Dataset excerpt
begin

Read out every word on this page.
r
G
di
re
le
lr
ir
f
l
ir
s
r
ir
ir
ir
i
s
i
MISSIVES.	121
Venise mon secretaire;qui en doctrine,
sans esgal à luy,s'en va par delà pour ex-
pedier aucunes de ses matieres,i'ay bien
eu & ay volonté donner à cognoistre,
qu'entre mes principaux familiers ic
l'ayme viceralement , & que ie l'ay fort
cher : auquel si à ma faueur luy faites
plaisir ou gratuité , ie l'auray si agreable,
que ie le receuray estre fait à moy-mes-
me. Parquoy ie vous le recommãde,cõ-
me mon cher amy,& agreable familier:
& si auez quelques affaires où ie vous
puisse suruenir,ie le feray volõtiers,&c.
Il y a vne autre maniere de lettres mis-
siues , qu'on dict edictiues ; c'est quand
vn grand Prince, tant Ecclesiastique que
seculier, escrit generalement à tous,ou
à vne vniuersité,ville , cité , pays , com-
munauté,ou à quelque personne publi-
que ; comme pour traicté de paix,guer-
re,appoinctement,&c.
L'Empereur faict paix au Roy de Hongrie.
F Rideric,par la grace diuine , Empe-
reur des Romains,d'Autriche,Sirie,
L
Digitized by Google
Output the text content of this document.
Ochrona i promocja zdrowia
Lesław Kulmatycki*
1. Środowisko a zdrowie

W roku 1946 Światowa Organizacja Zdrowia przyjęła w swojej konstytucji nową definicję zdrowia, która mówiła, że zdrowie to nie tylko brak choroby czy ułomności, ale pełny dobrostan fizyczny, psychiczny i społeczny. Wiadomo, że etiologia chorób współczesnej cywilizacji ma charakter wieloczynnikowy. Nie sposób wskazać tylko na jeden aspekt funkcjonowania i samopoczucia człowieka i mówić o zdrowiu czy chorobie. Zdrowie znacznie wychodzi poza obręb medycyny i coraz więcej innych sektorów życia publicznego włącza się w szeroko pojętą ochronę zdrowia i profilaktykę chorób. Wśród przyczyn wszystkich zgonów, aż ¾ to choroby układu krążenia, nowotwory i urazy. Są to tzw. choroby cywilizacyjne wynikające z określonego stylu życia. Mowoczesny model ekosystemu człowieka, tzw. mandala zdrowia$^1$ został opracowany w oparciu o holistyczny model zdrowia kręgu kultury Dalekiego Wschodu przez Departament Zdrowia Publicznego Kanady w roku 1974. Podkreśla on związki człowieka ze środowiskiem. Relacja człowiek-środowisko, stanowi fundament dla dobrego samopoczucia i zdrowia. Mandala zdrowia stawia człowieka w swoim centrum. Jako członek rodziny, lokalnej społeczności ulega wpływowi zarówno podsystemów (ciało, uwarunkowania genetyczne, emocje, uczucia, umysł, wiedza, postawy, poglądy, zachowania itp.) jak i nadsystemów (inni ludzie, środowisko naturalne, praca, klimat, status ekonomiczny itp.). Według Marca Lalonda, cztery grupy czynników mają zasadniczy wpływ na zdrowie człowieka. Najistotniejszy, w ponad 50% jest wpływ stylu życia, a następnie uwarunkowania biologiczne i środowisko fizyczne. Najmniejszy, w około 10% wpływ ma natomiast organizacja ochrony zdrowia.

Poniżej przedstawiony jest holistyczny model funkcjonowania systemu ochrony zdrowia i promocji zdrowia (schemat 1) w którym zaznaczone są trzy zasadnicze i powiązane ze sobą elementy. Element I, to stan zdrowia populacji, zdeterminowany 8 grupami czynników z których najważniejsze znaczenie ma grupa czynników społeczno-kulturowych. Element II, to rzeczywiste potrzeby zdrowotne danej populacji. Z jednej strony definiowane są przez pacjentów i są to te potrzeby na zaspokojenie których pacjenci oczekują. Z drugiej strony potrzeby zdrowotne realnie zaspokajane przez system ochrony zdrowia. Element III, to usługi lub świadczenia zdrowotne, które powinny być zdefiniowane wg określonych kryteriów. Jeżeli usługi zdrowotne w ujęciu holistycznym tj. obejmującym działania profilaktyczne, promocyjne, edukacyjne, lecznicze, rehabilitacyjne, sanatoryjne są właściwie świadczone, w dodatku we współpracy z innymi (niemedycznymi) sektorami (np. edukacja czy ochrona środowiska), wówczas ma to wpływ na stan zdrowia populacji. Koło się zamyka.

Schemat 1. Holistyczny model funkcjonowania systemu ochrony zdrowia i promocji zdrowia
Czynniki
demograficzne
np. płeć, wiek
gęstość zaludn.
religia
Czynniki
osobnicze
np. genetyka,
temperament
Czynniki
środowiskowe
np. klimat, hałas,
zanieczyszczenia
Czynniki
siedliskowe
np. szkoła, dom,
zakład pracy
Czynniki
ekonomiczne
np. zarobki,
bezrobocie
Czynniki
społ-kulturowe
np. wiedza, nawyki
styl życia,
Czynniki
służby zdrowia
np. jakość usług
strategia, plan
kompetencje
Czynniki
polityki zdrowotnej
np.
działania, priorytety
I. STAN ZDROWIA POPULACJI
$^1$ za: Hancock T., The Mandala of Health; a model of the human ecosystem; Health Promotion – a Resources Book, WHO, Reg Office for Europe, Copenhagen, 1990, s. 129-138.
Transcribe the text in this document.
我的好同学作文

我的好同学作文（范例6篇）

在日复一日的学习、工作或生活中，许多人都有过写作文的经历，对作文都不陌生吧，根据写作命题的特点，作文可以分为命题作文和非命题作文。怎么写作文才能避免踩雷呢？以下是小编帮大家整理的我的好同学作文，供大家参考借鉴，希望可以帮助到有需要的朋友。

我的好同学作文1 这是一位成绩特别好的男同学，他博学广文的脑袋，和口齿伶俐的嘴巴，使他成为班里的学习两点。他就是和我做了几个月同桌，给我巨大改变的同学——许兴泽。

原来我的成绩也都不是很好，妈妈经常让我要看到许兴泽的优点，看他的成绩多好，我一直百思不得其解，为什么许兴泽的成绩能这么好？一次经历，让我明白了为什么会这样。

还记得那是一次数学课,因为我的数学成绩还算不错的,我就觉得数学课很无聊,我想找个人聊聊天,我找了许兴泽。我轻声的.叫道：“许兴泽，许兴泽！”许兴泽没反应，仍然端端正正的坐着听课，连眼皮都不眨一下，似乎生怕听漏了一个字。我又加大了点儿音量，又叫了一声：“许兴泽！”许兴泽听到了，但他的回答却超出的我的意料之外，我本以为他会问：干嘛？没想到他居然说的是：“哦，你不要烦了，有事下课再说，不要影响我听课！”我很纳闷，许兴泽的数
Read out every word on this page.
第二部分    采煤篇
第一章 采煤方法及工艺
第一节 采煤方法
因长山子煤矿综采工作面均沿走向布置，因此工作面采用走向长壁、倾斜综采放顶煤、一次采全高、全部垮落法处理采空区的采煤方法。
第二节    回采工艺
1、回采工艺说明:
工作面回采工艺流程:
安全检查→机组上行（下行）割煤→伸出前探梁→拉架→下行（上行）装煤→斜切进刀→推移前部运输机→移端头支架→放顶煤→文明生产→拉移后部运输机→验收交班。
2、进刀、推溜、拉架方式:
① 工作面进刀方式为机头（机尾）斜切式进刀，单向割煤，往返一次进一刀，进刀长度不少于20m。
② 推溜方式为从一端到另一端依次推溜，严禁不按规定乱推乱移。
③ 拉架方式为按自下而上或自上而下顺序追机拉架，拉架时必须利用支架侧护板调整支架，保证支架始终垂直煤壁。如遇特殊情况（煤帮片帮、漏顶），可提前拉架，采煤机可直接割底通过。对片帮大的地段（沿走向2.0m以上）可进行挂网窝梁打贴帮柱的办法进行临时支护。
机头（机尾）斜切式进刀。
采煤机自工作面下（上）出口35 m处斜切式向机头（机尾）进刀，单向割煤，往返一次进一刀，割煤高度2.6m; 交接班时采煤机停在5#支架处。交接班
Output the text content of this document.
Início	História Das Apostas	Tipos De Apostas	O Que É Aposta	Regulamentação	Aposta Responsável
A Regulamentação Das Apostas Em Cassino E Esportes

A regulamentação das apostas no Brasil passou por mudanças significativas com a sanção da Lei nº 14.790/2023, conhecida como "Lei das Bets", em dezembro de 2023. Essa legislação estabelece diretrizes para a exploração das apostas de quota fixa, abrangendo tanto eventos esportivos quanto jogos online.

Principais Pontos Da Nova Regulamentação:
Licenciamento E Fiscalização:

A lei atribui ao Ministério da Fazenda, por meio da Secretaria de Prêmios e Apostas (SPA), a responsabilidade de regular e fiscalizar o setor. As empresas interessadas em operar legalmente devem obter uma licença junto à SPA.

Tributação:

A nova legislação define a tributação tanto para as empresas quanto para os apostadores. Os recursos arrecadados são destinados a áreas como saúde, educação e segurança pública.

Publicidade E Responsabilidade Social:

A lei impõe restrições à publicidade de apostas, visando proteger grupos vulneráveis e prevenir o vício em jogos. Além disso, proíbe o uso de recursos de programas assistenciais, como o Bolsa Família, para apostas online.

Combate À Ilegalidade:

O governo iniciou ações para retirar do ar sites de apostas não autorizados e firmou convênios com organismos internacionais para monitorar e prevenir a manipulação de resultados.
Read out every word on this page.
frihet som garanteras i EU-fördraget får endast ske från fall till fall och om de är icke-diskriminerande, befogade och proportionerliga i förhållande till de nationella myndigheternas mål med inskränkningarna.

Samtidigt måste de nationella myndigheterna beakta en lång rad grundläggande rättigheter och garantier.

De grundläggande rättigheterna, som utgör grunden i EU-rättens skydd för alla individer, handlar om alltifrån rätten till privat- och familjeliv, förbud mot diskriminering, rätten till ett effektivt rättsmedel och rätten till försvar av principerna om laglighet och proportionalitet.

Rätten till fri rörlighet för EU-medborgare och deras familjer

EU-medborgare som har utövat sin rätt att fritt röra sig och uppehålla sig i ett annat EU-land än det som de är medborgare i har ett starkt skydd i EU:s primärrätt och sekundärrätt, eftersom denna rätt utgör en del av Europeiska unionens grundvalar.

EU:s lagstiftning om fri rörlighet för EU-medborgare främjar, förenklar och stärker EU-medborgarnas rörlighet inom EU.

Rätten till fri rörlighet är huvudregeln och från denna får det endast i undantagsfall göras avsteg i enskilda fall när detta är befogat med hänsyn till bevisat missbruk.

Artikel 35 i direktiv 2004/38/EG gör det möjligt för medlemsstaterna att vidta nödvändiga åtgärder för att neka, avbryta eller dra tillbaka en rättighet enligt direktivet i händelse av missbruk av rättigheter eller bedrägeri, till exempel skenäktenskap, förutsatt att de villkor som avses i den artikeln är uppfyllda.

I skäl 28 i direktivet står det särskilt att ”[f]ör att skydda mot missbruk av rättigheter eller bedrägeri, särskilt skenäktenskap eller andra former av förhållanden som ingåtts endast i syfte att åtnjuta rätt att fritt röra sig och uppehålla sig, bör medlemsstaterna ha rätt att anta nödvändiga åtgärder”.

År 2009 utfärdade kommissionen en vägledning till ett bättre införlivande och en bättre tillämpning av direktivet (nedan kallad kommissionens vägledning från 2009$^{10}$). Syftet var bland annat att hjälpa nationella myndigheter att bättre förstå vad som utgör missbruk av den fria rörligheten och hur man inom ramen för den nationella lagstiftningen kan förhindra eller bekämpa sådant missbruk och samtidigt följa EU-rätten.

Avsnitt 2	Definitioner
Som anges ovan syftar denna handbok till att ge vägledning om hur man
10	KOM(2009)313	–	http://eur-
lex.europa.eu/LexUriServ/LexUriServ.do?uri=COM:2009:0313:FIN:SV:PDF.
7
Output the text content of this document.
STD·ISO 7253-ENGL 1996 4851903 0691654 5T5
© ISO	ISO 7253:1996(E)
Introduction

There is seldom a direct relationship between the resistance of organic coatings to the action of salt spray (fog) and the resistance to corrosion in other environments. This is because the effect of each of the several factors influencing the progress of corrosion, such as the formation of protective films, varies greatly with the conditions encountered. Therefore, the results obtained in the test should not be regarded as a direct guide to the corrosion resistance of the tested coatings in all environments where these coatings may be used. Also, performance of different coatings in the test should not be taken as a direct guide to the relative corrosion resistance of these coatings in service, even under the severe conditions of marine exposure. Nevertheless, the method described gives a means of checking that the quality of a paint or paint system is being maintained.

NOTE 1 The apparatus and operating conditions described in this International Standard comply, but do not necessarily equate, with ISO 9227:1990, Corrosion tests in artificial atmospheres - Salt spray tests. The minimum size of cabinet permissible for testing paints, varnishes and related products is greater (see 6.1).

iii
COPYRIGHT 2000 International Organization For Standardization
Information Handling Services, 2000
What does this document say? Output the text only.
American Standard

end

Locate "What does this" in the material, then quote the line that contains it and all lines after it through the final one.

What does this document say? Output the text only.
American Standard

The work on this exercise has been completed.